● Task instructions
Find each line containing the string "NCEP" and return it.

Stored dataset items
·····
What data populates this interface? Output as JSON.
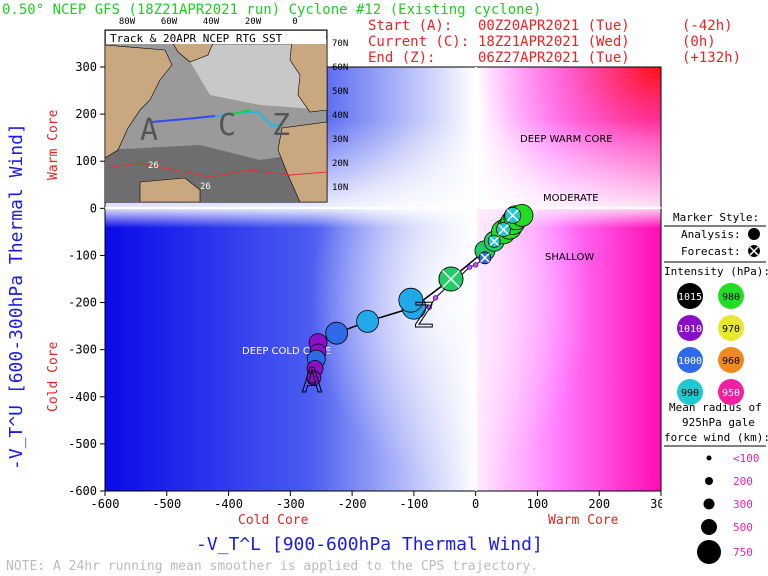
{
  "header": {
    "title": "0.50° NCEP GFS (18Z21APR2021 run) Cyclone #12 (Existing cyclone)",
    "start_label": "Start (A):",
    "start_time": "00Z20APR2021 (Tue)",
    "start_offset": "(-42h)",
    "current_label": "Current (C):",
    "current_time": "18Z21APR2021 (Wed)",
    "current_offset": "(0h)",
    "end_label": "End (Z):",
    "end_time": "06Z27APR2021 (Tue)",
    "end_offset": "(+132h)"
  },
  "inset": {
    "title": "Track & 20APR NCEP RTG SST",
    "lon_labels": [
      "80W",
      "60W",
      "40W",
      "20W",
      "0"
    ],
    "lat_labels": [
      "70N",
      "60N",
      "50N",
      "40N",
      "30N",
      "20N",
      "10N"
    ],
    "point_labels": [
      "A",
      "C",
      "Z"
    ],
    "sst_labels": [
      "26",
      "26"
    ]
  },
  "regions": {
    "deep_warm_core": "DEEP WARM CORE",
    "moderate": "MODERATE",
    "shallow": "SHALLOW",
    "deep_cold_core": "DEEP COLD CORE"
  },
  "legend": {
    "marker_style_title": "Marker Style:",
    "analysis_label": "Analysis:",
    "forecast_label": "Forecast:",
    "intensity_title": "Intensity (hPa):",
    "intensity_levels": [
      {
        "label": "1015",
        "color": "#000000"
      },
      {
        "label": "980",
        "color": "#22dd22"
      },
      {
        "label": "1010",
        "color": "#8a10c8"
      },
      {
        "label": "970",
        "color": "#e8e830"
      },
      {
        "label": "1000",
        "color": "#2f6be8"
      },
      {
        "label": "960",
        "color": "#f08a20"
      },
      {
        "label": "990",
        "color": "#20c8d0"
      },
      {
        "label": "950",
        "color": "#f020a0"
      }
    ],
    "radius_title_1": "Mean radius of",
    "radius_title_2": "925hPa gale",
    "radius_title_3": "force wind (km):",
    "radius_levels": [
      "<100",
      "200",
      "300",
      "500",
      "750"
    ]
  },
  "note": "NOTE:  A 24hr running mean smoother is applied to the CPS trajectory.",
  "chart_data": {
    "type": "scatter",
    "xlabel": "-V_T^L [900-600hPa Thermal Wind]",
    "ylabel": "-V_T^U [600-300hPa Thermal Wind]",
    "x_left_label": "Cold Core",
    "x_right_label": "Warm Core",
    "y_bottom_label": "Cold Core",
    "y_top_label": "Warm Core",
    "xlim": [
      -600,
      300
    ],
    "ylim": [
      -600,
      300
    ],
    "xticks": [
      -600,
      -500,
      -400,
      -300,
      -200,
      -100,
      0,
      100,
      200,
      300
    ],
    "yticks": [
      -600,
      -500,
      -400,
      -300,
      -200,
      -100,
      0,
      100,
      200,
      300
    ],
    "start_point_label": "A",
    "end_point_label": "Z",
    "track": [
      {
        "x": -255,
        "y": -285,
        "color": "#8a10c8",
        "r": 9
      },
      {
        "x": -255,
        "y": -305,
        "color": "#8a10c8",
        "r": 8
      },
      {
        "x": -258,
        "y": -320,
        "color": "#2f6be8",
        "r": 9
      },
      {
        "x": -260,
        "y": -340,
        "color": "#8a10c8",
        "r": 8
      },
      {
        "x": -262,
        "y": -360,
        "color": "#8a10c8",
        "r": 7
      },
      {
        "x": -225,
        "y": -265,
        "color": "#2f6be8",
        "r": 11
      },
      {
        "x": -175,
        "y": -240,
        "color": "#20a8e8",
        "r": 11
      },
      {
        "x": -100,
        "y": -210,
        "color": "#20a8e8",
        "r": 12
      },
      {
        "x": -105,
        "y": -195,
        "color": "#20a8e8",
        "r": 12
      },
      {
        "x": -40,
        "y": -150,
        "color": "#22cc66",
        "r": 12
      },
      {
        "x": 15,
        "y": -90,
        "color": "#22cc66",
        "r": 10
      },
      {
        "x": 30,
        "y": -70,
        "color": "#22cc66",
        "r": 10
      },
      {
        "x": 45,
        "y": -50,
        "color": "#22dd22",
        "r": 12
      },
      {
        "x": 55,
        "y": -40,
        "color": "#22dd22",
        "r": 12
      },
      {
        "x": 60,
        "y": -30,
        "color": "#22dd22",
        "r": 12
      },
      {
        "x": 65,
        "y": -20,
        "color": "#22dd22",
        "r": 12
      },
      {
        "x": 75,
        "y": -15,
        "color": "#22dd22",
        "r": 11
      }
    ],
    "forecast_markers": [
      {
        "x": -40,
        "y": -150,
        "color": "#22cc66",
        "r": 12
      },
      {
        "x": 15,
        "y": -105,
        "color": "#2f6be8",
        "r": 6
      },
      {
        "x": 30,
        "y": -70,
        "color": "#20c8d0",
        "r": 6
      },
      {
        "x": 45,
        "y": -45,
        "color": "#20c8d0",
        "r": 7
      },
      {
        "x": 60,
        "y": -15,
        "color": "#20c8d0",
        "r": 8
      }
    ],
    "end_tail": [
      {
        "x": -75,
        "y": -210
      },
      {
        "x": -65,
        "y": -190
      },
      {
        "x": -45,
        "y": -165
      },
      {
        "x": -30,
        "y": -150
      },
      {
        "x": -10,
        "y": -125
      },
      {
        "x": 0,
        "y": -120
      },
      {
        "x": 15,
        "y": -105
      }
    ]
  }
}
·····
● Exercise output
    "title": "0.50° NCEP GFS (18Z21APR2021 run) Cyclone #12 (Existing cyclone)",
    "title": "Track & 20APR NCEP RTG SST",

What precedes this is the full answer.